**Your instructions**
Go through the data below. Pull out every line that has the word "object".

-- START OF Dataset entries --

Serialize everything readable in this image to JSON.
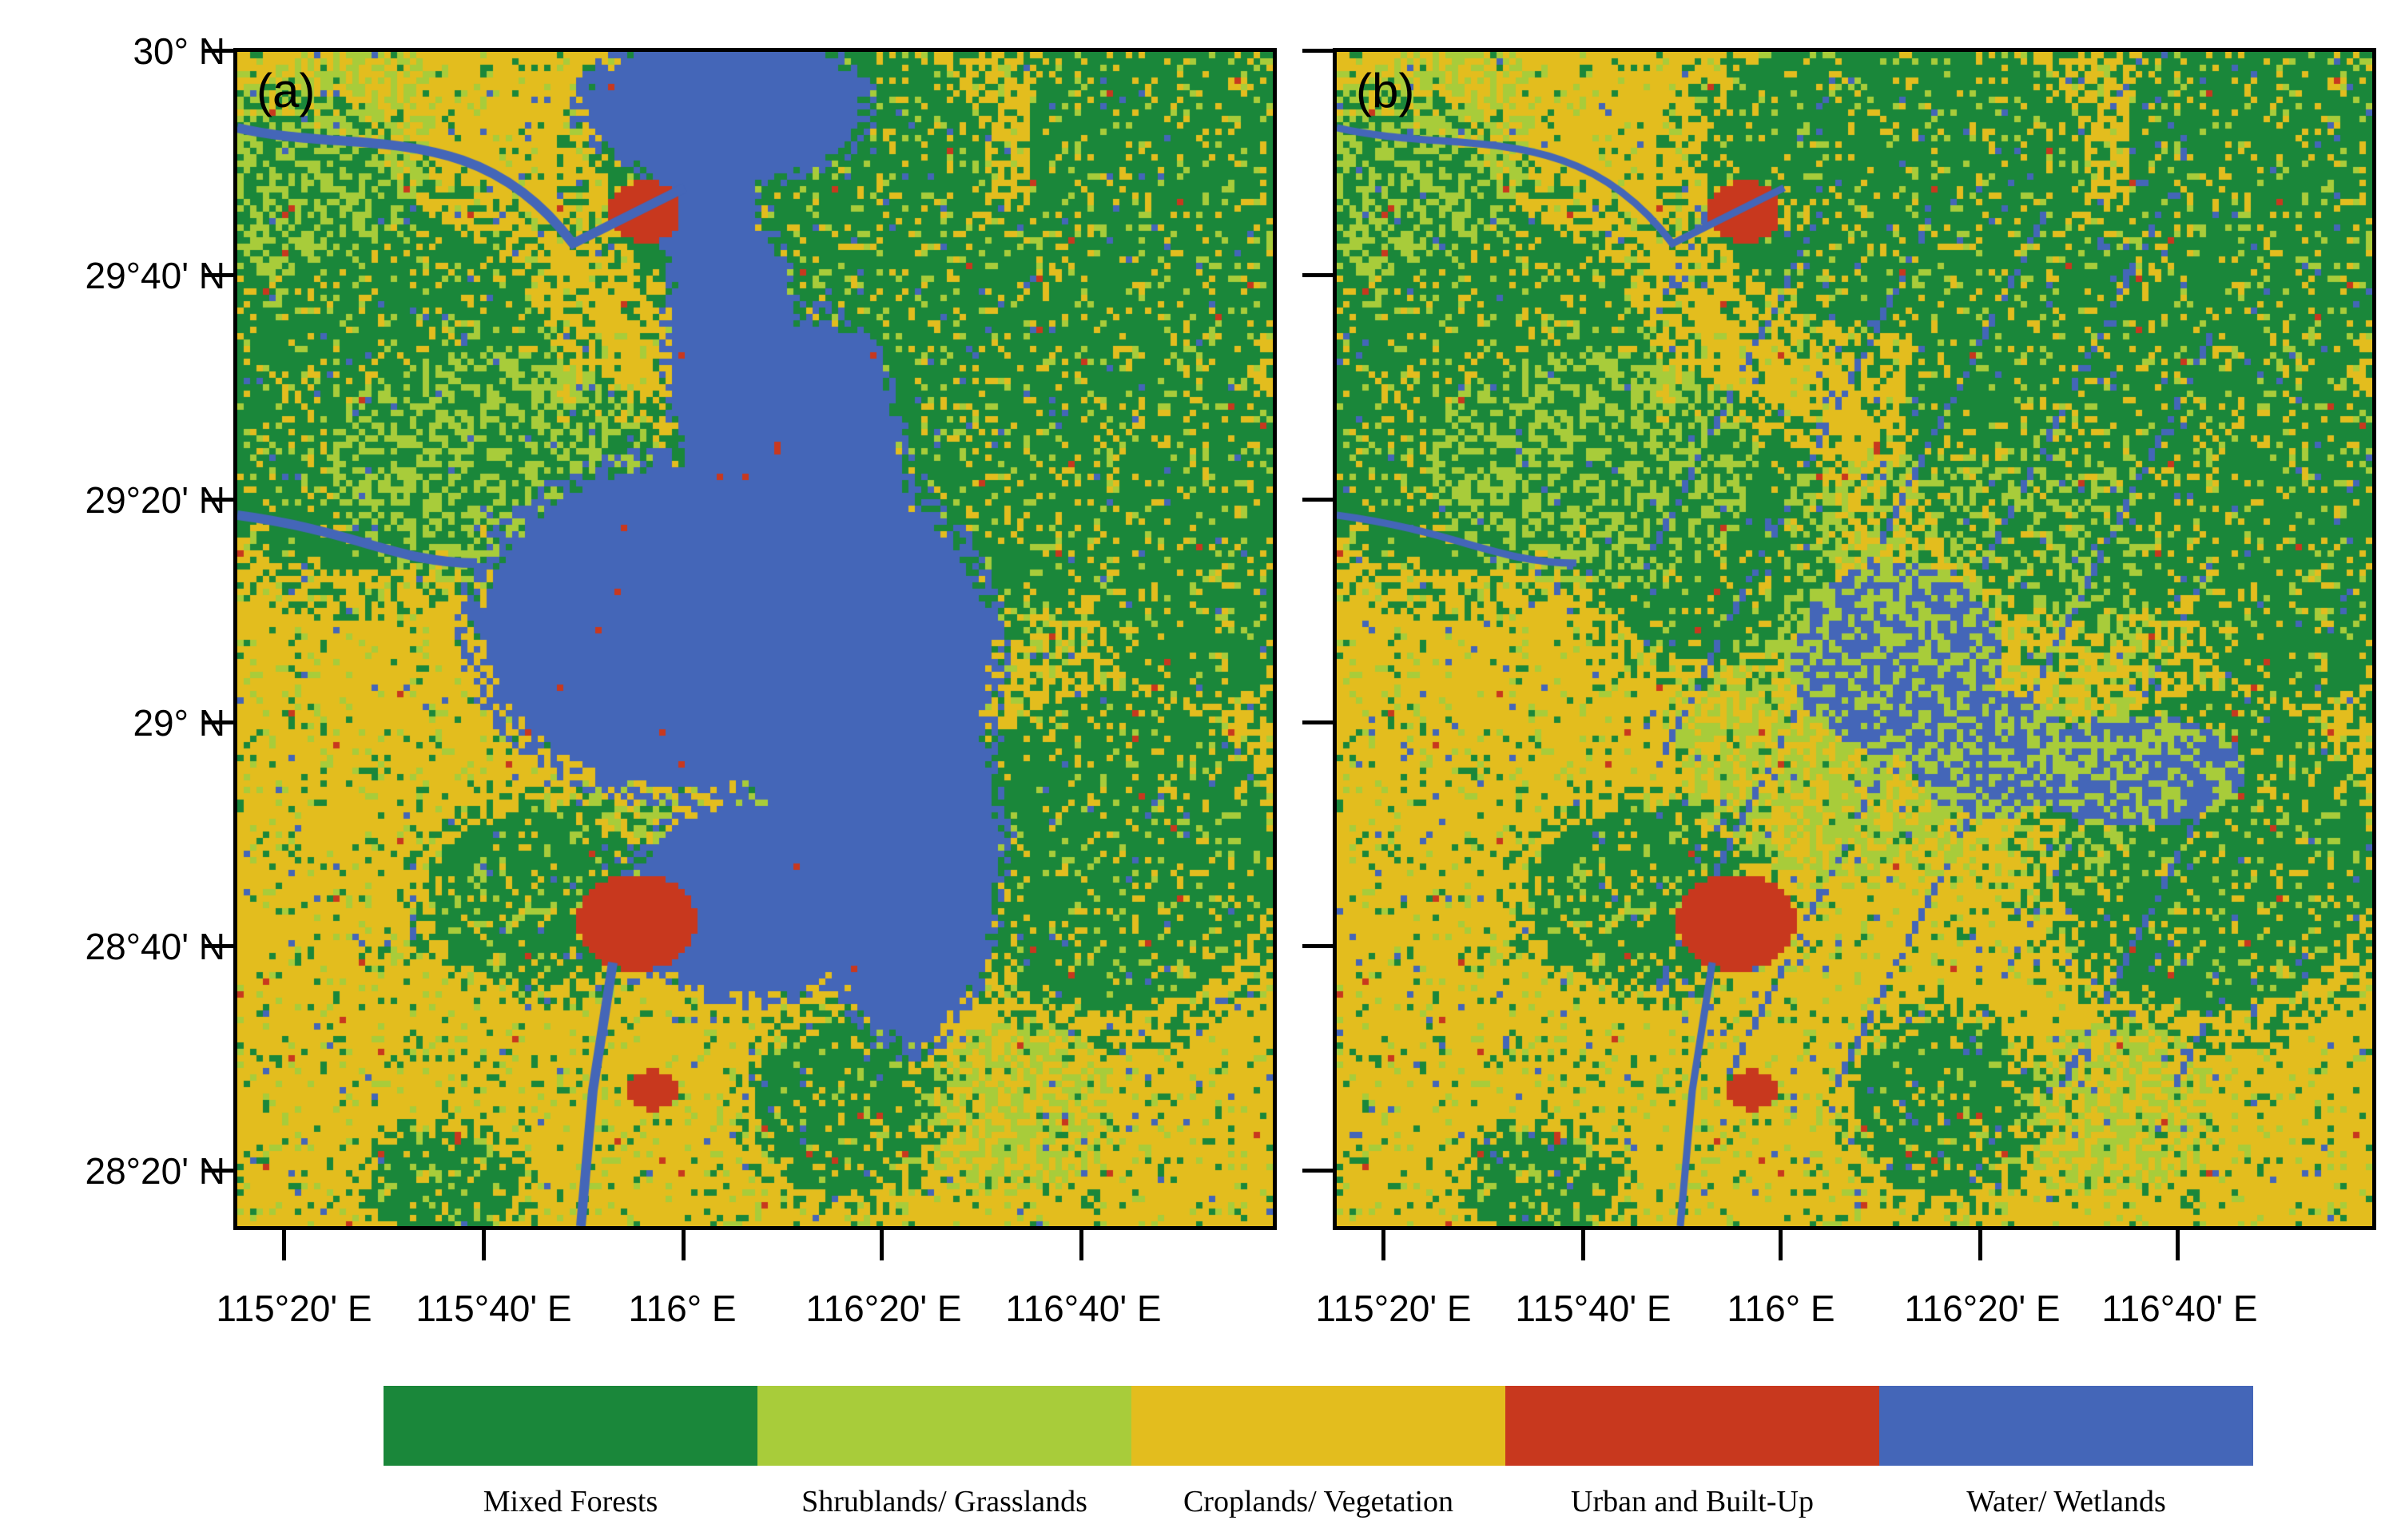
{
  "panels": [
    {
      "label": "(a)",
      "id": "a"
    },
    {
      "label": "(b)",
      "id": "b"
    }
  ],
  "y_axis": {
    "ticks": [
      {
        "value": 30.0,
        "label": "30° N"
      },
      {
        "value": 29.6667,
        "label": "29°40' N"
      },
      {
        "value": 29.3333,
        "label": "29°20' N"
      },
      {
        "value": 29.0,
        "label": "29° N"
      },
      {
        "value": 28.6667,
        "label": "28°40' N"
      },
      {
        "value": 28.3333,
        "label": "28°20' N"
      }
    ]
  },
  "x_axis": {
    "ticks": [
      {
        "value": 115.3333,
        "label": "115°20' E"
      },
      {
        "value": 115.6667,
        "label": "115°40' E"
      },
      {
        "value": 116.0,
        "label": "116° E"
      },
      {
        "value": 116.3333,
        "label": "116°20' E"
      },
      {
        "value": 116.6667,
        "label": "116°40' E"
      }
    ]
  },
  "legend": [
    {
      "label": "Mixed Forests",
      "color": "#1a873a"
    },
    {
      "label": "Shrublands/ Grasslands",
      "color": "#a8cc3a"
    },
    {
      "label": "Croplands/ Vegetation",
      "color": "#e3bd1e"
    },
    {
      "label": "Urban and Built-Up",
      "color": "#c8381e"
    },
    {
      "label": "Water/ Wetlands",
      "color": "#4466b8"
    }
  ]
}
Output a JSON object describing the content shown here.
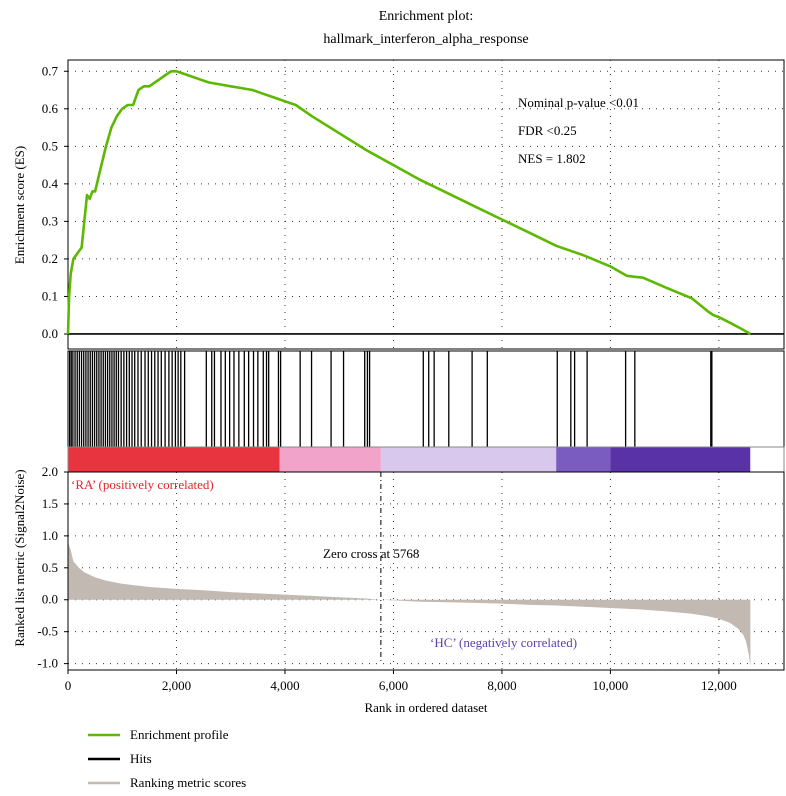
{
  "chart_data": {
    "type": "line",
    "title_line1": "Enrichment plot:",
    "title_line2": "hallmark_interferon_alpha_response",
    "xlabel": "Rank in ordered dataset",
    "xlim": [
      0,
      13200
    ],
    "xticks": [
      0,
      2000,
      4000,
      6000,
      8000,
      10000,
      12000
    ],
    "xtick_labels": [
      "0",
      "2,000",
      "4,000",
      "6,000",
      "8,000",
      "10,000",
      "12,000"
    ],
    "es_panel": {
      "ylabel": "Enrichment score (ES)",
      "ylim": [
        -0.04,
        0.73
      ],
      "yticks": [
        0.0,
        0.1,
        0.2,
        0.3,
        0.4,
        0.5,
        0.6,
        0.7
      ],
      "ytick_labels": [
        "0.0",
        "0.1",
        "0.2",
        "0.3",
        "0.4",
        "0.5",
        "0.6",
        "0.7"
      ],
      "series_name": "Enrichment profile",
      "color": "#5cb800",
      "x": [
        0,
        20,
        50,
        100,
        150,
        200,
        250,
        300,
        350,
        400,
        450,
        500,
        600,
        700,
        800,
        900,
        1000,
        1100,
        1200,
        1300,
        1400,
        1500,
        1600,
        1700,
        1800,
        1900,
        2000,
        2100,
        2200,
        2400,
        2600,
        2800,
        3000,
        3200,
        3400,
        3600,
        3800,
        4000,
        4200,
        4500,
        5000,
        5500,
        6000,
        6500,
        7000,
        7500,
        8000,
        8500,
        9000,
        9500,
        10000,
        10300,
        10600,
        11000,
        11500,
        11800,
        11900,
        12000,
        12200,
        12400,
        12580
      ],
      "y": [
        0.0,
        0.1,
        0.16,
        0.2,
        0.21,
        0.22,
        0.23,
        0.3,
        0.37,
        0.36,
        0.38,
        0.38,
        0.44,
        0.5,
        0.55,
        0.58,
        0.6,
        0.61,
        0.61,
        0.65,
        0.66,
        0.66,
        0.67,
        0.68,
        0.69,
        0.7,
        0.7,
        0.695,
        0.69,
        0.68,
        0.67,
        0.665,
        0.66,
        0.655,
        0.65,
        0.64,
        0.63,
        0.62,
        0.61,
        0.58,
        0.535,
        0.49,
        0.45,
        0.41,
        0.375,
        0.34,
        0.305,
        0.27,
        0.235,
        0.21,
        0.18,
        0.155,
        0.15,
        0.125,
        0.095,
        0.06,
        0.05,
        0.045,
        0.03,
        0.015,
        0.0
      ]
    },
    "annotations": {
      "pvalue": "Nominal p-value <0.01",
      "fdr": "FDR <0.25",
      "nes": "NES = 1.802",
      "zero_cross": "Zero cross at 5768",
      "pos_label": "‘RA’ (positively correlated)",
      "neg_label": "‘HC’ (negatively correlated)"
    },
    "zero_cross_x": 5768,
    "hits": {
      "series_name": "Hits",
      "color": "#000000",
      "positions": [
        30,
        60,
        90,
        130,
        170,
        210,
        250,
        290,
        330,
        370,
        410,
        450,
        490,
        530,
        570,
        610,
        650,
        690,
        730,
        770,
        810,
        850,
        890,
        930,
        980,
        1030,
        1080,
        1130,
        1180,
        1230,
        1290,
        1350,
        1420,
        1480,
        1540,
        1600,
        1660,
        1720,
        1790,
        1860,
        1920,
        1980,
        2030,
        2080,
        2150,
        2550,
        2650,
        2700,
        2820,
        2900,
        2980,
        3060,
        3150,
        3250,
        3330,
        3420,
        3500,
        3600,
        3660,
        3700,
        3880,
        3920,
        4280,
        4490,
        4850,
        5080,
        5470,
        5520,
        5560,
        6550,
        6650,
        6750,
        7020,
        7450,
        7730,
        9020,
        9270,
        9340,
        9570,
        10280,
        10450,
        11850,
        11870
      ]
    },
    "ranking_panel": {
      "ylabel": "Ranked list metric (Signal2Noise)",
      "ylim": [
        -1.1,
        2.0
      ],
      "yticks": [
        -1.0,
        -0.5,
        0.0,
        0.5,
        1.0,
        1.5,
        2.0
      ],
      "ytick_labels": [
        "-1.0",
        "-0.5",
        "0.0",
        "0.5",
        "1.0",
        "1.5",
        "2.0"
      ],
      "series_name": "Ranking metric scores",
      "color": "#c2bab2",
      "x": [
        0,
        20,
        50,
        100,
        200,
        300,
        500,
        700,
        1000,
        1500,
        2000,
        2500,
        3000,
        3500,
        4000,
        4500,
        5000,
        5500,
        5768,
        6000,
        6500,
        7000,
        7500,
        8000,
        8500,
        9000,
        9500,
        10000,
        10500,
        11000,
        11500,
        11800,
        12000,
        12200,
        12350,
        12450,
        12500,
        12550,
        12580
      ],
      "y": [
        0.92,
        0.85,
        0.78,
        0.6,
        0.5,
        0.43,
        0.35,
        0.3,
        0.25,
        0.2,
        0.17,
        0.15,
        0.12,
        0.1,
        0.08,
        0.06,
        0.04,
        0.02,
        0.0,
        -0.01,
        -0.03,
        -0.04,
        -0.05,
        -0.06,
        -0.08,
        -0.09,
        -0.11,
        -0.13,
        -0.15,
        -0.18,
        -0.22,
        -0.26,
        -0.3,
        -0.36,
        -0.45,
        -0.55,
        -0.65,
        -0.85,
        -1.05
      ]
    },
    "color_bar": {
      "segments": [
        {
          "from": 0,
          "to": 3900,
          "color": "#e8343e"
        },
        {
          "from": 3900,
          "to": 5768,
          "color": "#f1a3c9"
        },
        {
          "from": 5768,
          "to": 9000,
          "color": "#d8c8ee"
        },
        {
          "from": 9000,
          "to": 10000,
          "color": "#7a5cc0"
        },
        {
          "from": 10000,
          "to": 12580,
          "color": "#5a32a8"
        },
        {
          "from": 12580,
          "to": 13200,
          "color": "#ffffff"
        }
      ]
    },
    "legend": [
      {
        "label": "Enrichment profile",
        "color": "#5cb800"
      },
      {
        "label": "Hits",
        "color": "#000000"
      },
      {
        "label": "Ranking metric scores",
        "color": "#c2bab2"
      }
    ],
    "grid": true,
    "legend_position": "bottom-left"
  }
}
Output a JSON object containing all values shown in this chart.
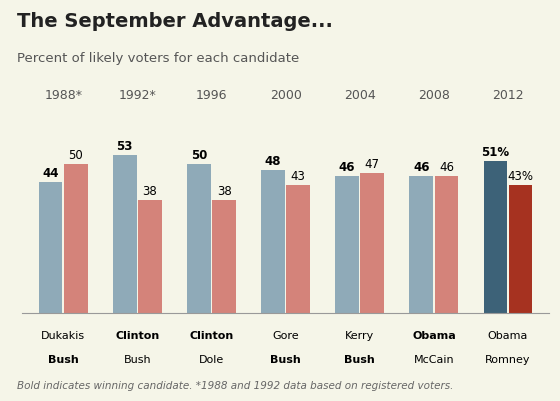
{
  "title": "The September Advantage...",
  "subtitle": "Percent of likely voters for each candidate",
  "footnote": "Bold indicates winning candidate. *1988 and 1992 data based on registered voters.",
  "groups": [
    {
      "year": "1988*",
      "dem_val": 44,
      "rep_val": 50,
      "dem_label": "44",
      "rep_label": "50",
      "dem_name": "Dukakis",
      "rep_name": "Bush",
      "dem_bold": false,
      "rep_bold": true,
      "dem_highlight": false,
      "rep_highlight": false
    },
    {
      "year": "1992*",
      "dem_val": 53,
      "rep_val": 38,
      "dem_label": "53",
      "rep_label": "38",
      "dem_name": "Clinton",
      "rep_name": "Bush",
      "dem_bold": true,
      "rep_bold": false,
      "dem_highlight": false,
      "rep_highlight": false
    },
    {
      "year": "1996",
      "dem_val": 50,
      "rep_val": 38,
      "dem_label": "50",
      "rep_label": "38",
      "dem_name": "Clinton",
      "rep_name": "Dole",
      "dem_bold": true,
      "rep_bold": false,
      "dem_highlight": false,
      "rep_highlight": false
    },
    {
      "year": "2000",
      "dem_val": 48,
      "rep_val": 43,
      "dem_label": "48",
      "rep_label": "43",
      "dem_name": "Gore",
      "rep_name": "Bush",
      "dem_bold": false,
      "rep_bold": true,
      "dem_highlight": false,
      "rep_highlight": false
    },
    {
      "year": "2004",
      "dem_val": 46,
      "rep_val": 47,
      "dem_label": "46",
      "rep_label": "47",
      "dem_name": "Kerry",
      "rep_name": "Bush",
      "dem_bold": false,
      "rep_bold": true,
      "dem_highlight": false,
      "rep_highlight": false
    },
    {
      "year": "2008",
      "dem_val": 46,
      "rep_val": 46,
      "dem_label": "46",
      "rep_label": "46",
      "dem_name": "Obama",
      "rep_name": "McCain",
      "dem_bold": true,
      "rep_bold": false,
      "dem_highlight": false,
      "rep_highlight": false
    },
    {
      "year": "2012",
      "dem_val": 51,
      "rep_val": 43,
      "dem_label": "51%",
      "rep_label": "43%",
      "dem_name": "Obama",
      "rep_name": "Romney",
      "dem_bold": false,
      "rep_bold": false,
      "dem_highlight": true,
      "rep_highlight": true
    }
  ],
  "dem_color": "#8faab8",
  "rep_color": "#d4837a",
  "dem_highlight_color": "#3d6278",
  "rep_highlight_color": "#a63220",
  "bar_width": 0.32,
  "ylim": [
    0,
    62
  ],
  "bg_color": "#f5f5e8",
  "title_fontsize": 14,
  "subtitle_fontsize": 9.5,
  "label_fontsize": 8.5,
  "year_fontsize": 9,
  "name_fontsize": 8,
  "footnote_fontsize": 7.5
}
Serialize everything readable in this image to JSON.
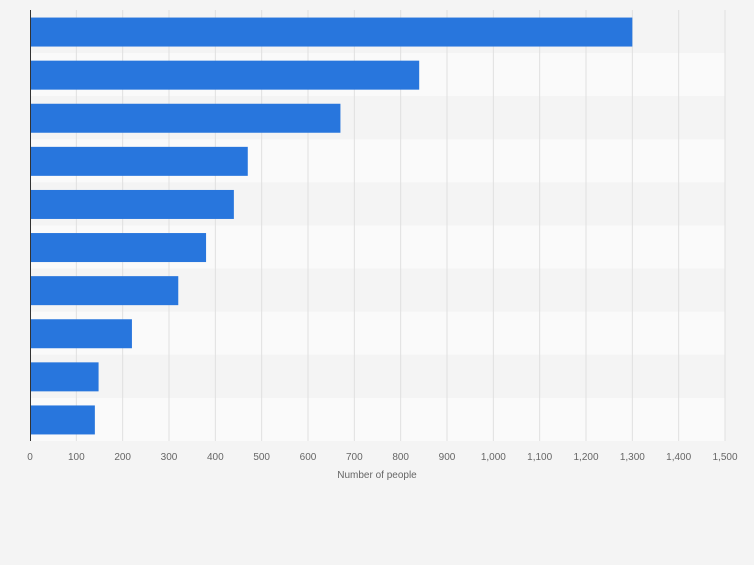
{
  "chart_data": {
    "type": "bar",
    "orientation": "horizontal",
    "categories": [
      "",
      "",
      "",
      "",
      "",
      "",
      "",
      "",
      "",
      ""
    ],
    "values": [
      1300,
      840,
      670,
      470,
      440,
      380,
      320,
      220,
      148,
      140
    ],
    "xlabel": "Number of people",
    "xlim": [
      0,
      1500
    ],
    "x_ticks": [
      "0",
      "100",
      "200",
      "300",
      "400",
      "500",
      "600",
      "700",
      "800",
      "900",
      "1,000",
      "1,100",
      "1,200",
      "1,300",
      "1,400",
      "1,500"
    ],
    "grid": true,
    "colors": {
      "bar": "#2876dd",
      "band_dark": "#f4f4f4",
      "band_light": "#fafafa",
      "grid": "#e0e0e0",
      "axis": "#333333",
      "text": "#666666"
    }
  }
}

-- END OF Dataset entries --

**Task solution**
Output a JSON object describing the content shown here.
Output a JSON object containing all values shown in this chart.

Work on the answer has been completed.